[Stored data entries]
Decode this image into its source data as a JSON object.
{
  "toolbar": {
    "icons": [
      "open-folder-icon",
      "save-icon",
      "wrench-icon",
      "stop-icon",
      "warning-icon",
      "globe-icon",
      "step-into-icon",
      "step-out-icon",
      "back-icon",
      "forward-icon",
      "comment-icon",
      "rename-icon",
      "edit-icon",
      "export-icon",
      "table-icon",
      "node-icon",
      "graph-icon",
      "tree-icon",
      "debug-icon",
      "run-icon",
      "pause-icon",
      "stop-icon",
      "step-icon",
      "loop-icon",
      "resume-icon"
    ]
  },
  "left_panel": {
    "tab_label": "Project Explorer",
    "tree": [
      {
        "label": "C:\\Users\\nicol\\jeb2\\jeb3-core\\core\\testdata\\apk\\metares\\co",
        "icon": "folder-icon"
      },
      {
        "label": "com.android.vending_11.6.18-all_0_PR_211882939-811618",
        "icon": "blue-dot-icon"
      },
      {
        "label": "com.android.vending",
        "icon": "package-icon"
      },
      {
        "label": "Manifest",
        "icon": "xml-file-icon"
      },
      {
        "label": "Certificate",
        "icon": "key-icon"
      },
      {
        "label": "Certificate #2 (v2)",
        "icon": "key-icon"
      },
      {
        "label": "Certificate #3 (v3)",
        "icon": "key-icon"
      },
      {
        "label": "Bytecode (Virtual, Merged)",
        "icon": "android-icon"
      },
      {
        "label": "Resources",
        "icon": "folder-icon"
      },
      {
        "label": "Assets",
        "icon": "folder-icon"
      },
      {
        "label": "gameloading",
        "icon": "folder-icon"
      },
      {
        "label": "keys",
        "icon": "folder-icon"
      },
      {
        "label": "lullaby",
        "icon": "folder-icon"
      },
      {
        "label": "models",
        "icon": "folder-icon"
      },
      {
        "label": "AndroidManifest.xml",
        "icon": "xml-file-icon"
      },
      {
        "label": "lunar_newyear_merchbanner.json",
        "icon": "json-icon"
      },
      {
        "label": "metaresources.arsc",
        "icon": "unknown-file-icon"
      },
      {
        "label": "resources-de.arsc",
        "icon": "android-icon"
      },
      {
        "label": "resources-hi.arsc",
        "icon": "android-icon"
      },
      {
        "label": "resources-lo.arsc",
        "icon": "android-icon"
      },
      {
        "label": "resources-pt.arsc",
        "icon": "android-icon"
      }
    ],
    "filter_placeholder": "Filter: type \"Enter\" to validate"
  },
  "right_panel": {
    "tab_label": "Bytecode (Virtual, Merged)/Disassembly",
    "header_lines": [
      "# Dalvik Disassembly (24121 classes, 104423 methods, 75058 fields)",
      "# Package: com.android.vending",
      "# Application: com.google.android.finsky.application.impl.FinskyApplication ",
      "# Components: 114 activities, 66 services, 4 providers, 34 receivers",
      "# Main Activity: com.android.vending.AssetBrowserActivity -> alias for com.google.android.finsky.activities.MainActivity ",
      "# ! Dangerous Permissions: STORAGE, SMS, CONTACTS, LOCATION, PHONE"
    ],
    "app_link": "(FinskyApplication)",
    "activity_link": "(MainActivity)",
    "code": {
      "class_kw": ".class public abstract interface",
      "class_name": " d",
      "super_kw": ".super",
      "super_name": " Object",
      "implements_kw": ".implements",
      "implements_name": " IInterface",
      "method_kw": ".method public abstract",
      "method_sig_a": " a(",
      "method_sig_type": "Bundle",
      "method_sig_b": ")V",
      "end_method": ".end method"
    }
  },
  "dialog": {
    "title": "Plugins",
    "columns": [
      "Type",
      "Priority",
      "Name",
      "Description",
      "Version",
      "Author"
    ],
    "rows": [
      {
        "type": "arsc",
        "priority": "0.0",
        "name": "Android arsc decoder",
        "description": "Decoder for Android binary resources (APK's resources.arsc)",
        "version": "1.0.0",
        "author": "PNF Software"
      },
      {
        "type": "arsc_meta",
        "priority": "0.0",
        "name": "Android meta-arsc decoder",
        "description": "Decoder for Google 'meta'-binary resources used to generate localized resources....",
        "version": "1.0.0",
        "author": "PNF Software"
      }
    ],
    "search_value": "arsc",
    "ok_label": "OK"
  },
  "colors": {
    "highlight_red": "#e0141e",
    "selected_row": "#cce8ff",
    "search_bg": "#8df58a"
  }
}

◆ Work to complete ◆
Extract the entries above verbatim.

◆ Output below ◆
Decode this image into its source data as a JSON object.
{
  "toolbar": {
    "icons": [
      "open-folder-icon",
      "save-icon",
      "wrench-icon",
      "stop-icon",
      "warning-icon",
      "globe-icon",
      "step-into-icon",
      "step-out-icon",
      "back-icon",
      "forward-icon",
      "comment-icon",
      "rename-icon",
      "edit-icon",
      "export-icon",
      "table-icon",
      "node-icon",
      "graph-icon",
      "tree-icon",
      "debug-icon",
      "run-icon",
      "pause-icon",
      "stop-icon",
      "step-icon",
      "loop-icon",
      "resume-icon"
    ]
  },
  "left_panel": {
    "tab_label": "Project Explorer",
    "tree": [
      {
        "label": "C:\\Users\\nicol\\jeb2\\jeb3-core\\core\\testdata\\apk\\metares\\co",
        "icon": "folder-icon"
      },
      {
        "label": "com.android.vending_11.6.18-all_0_PR_211882939-811618",
        "icon": "blue-dot-icon"
      },
      {
        "label": "com.android.vending",
        "icon": "package-icon"
      },
      {
        "label": "Manifest",
        "icon": "xml-file-icon"
      },
      {
        "label": "Certificate",
        "icon": "key-icon"
      },
      {
        "label": "Certificate #2 (v2)",
        "icon": "key-icon"
      },
      {
        "label": "Certificate #3 (v3)",
        "icon": "key-icon"
      },
      {
        "label": "Bytecode (Virtual, Merged)",
        "icon": "android-icon"
      },
      {
        "label": "Resources",
        "icon": "folder-icon"
      },
      {
        "label": "Assets",
        "icon": "folder-icon"
      },
      {
        "label": "gameloading",
        "icon": "folder-icon"
      },
      {
        "label": "keys",
        "icon": "folder-icon"
      },
      {
        "label": "lullaby",
        "icon": "folder-icon"
      },
      {
        "label": "models",
        "icon": "folder-icon"
      },
      {
        "label": "AndroidManifest.xml",
        "icon": "xml-file-icon"
      },
      {
        "label": "lunar_newyear_merchbanner.json",
        "icon": "json-icon"
      },
      {
        "label": "metaresources.arsc",
        "icon": "unknown-file-icon"
      },
      {
        "label": "resources-de.arsc",
        "icon": "android-icon"
      },
      {
        "label": "resources-hi.arsc",
        "icon": "android-icon"
      },
      {
        "label": "resources-lo.arsc",
        "icon": "android-icon"
      },
      {
        "label": "resources-pt.arsc",
        "icon": "android-icon"
      }
    ],
    "filter_placeholder": "Filter: type \"Enter\" to validate"
  },
  "right_panel": {
    "tab_label": "Bytecode (Virtual, Merged)/Disassembly",
    "header_lines": [
      "# Dalvik Disassembly (24121 classes, 104423 methods, 75058 fields)",
      "# Package: com.android.vending",
      "# Application: com.google.android.finsky.application.impl.FinskyApplication ",
      "# Components: 114 activities, 66 services, 4 providers, 34 receivers",
      "# Main Activity: com.android.vending.AssetBrowserActivity -> alias for com.google.android.finsky.activities.MainActivity ",
      "# ! Dangerous Permissions: STORAGE, SMS, CONTACTS, LOCATION, PHONE"
    ],
    "app_link": "(FinskyApplication)",
    "activity_link": "(MainActivity)",
    "code": {
      "class_kw": ".class public abstract interface",
      "class_name": " d",
      "super_kw": ".super",
      "super_name": " Object",
      "implements_kw": ".implements",
      "implements_name": " IInterface",
      "method_kw": ".method public abstract",
      "method_sig_a": " a(",
      "method_sig_type": "Bundle",
      "method_sig_b": ")V",
      "end_method": ".end method"
    }
  },
  "dialog": {
    "title": "Plugins",
    "columns": [
      "Type",
      "Priority",
      "Name",
      "Description",
      "Version",
      "Author"
    ],
    "rows": [
      {
        "type": "arsc",
        "priority": "0.0",
        "name": "Android arsc decoder",
        "description": "Decoder for Android binary resources (APK's resources.arsc)",
        "version": "1.0.0",
        "author": "PNF Software"
      },
      {
        "type": "arsc_meta",
        "priority": "0.0",
        "name": "Android meta-arsc decoder",
        "description": "Decoder for Google 'meta'-binary resources used to generate localized resources....",
        "version": "1.0.0",
        "author": "PNF Software"
      }
    ],
    "search_value": "arsc",
    "ok_label": "OK"
  },
  "colors": {
    "highlight_red": "#e0141e",
    "selected_row": "#cce8ff",
    "search_bg": "#8df58a"
  }
}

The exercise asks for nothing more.